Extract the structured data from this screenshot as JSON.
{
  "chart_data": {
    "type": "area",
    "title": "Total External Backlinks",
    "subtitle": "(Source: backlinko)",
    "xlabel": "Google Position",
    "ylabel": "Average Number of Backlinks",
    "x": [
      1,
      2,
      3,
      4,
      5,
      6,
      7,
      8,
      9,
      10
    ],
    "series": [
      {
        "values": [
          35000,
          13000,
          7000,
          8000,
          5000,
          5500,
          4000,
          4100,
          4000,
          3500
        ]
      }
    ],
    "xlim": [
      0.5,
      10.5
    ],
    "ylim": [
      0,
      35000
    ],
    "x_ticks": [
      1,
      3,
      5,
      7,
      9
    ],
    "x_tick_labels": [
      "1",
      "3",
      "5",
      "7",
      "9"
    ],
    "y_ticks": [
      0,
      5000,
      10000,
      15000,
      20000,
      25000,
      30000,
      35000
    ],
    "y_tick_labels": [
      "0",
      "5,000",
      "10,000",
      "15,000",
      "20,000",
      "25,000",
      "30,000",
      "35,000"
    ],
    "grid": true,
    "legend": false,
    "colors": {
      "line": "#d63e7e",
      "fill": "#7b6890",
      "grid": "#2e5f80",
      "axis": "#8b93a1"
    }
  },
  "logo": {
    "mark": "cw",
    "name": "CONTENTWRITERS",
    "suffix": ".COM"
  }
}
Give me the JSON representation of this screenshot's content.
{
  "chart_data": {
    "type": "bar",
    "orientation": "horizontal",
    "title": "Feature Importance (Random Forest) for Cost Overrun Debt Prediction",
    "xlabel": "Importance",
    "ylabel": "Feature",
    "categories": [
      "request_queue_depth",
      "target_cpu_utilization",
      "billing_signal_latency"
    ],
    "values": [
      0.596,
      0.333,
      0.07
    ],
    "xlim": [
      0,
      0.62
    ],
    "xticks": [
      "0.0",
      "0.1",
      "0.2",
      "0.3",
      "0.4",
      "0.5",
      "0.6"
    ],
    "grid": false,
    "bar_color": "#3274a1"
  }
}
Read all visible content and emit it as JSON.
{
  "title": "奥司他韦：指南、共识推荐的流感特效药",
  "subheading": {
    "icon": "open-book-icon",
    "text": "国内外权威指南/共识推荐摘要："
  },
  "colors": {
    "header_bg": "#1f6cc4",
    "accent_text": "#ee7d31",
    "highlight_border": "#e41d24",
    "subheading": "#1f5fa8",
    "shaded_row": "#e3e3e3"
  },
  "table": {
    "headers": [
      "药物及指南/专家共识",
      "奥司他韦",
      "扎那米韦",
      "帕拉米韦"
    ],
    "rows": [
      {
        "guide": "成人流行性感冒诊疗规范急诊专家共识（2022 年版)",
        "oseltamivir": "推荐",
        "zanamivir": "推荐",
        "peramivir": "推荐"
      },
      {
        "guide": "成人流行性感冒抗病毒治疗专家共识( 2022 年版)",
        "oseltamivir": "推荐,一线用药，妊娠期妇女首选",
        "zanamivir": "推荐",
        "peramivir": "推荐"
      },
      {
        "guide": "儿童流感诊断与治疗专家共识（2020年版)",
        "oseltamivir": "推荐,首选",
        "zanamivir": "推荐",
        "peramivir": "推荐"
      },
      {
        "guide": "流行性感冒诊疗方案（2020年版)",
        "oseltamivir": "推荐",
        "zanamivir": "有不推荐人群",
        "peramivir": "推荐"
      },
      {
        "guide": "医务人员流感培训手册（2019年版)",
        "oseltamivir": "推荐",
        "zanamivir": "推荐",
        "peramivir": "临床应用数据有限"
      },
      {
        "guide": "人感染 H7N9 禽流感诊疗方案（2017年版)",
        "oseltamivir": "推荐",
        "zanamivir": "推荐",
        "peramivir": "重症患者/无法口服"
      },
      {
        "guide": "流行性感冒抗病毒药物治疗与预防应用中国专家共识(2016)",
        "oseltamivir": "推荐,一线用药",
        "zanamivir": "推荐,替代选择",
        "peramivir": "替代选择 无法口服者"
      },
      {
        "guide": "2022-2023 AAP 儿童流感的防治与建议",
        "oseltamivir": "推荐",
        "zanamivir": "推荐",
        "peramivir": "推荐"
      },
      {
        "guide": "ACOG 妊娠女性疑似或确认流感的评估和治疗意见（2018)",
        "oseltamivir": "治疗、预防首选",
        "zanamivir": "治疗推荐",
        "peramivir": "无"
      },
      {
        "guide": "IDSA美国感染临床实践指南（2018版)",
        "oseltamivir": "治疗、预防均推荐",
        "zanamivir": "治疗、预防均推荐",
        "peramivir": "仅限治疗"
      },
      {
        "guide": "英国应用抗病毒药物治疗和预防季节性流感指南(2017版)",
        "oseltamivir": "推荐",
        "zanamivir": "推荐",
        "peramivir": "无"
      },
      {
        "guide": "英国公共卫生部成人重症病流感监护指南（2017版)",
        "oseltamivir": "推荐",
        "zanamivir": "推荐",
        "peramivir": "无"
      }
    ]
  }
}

Challenge: Reproduce every record above exactly as it appears.

Solution for this task:
Extract the structured data from this screenshot as JSON.
{
  "chart_data": {
    "type": "area",
    "title": "Total External Backlinks",
    "subtitle": "(Source: backlinko)",
    "xlabel": "Google Position",
    "ylabel": "Average Number of Backlinks",
    "x": [
      1,
      2,
      3,
      4,
      5,
      6,
      7,
      8,
      9,
      10
    ],
    "series": [
      {
        "values": [
          35000,
          13000,
          7000,
          8000,
          5000,
          5500,
          4000,
          4100,
          4000,
          3500
        ]
      }
    ],
    "xlim": [
      0.5,
      10.5
    ],
    "ylim": [
      0,
      35000
    ],
    "x_ticks": [
      1,
      3,
      5,
      7,
      9
    ],
    "x_tick_labels": [
      "1",
      "3",
      "5",
      "7",
      "9"
    ],
    "y_ticks": [
      0,
      5000,
      10000,
      15000,
      20000,
      25000,
      30000,
      35000
    ],
    "y_tick_labels": [
      "0",
      "5,000",
      "10,000",
      "15,000",
      "20,000",
      "25,000",
      "30,000",
      "35,000"
    ],
    "grid": true,
    "legend": false,
    "colors": {
      "line": "#d63e7e",
      "fill": "#7b6890",
      "grid": "#2e5f80",
      "axis": "#8b93a1"
    }
  },
  "logo": {
    "mark": "cw",
    "name": "CONTENTWRITERS",
    "suffix": ".COM"
  }
}
Give me the JSON representation of this screenshot's content.
{
  "chart_data": {
    "type": "bar",
    "orientation": "horizontal",
    "title": "Feature Importance (Random Forest) for Cost Overrun Debt Prediction",
    "xlabel": "Importance",
    "ylabel": "Feature",
    "categories": [
      "request_queue_depth",
      "target_cpu_utilization",
      "billing_signal_latency"
    ],
    "values": [
      0.596,
      0.333,
      0.07
    ],
    "xlim": [
      0,
      0.62
    ],
    "xticks": [
      "0.0",
      "0.1",
      "0.2",
      "0.3",
      "0.4",
      "0.5",
      "0.6"
    ],
    "grid": false,
    "bar_color": "#3274a1"
  }
}
Read all visible content and emit it as JSON.
{
  "title": "奥司他韦：指南、共识推荐的流感特效药",
  "subheading": {
    "icon": "open-book-icon",
    "text": "国内外权威指南/共识推荐摘要："
  },
  "colors": {
    "header_bg": "#1f6cc4",
    "accent_text": "#ee7d31",
    "highlight_border": "#e41d24",
    "subheading": "#1f5fa8",
    "shaded_row": "#e3e3e3"
  },
  "table": {
    "headers": [
      "药物及指南/专家共识",
      "奥司他韦",
      "扎那米韦",
      "帕拉米韦"
    ],
    "rows": [
      {
        "guide": "成人流行性感冒诊疗规范急诊专家共识（2022 年版)",
        "oseltamivir": "推荐",
        "zanamivir": "推荐",
        "peramivir": "推荐"
      },
      {
        "guide": "成人流行性感冒抗病毒治疗专家共识( 2022 年版)",
        "oseltamivir": "推荐,一线用药，妊娠期妇女首选",
        "zanamivir": "推荐",
        "peramivir": "推荐"
      },
      {
        "guide": "儿童流感诊断与治疗专家共识（2020年版)",
        "oseltamivir": "推荐,首选",
        "zanamivir": "推荐",
        "peramivir": "推荐"
      },
      {
        "guide": "流行性感冒诊疗方案（2020年版)",
        "oseltamivir": "推荐",
        "zanamivir": "有不推荐人群",
        "peramivir": "推荐"
      },
      {
        "guide": "医务人员流感培训手册（2019年版)",
        "oseltamivir": "推荐",
        "zanamivir": "推荐",
        "peramivir": "临床应用数据有限"
      },
      {
        "guide": "人感染 H7N9 禽流感诊疗方案（2017年版)",
        "oseltamivir": "推荐",
        "zanamivir": "推荐",
        "peramivir": "重症患者/无法口服"
      },
      {
        "guide": "流行性感冒抗病毒药物治疗与预防应用中国专家共识(2016)",
        "oseltamivir": "推荐,一线用药",
        "zanamivir": "推荐,替代选择",
        "peramivir": "替代选择 无法口服者"
      },
      {
        "guide": "2022-2023 AAP 儿童流感的防治与建议",
        "oseltamivir": "推荐",
        "zanamivir": "推荐",
        "peramivir": "推荐"
      },
      {
        "guide": "ACOG 妊娠女性疑似或确认流感的评估和治疗意见（2018)",
        "oseltamivir": "治疗、预防首选",
        "zanamivir": "治疗推荐",
        "peramivir": "无"
      },
      {
        "guide": "IDSA美国感染临床实践指南（2018版)",
        "oseltamivir": "治疗、预防均推荐",
        "zanamivir": "治疗、预防均推荐",
        "peramivir": "仅限治疗"
      },
      {
        "guide": "英国应用抗病毒药物治疗和预防季节性流感指南(2017版)",
        "oseltamivir": "推荐",
        "zanamivir": "推荐",
        "peramivir": "无"
      },
      {
        "guide": "英国公共卫生部成人重症病流感监护指南（2017版)",
        "oseltamivir": "推荐",
        "zanamivir": "推荐",
        "peramivir": "无"
      }
    ]
  }
}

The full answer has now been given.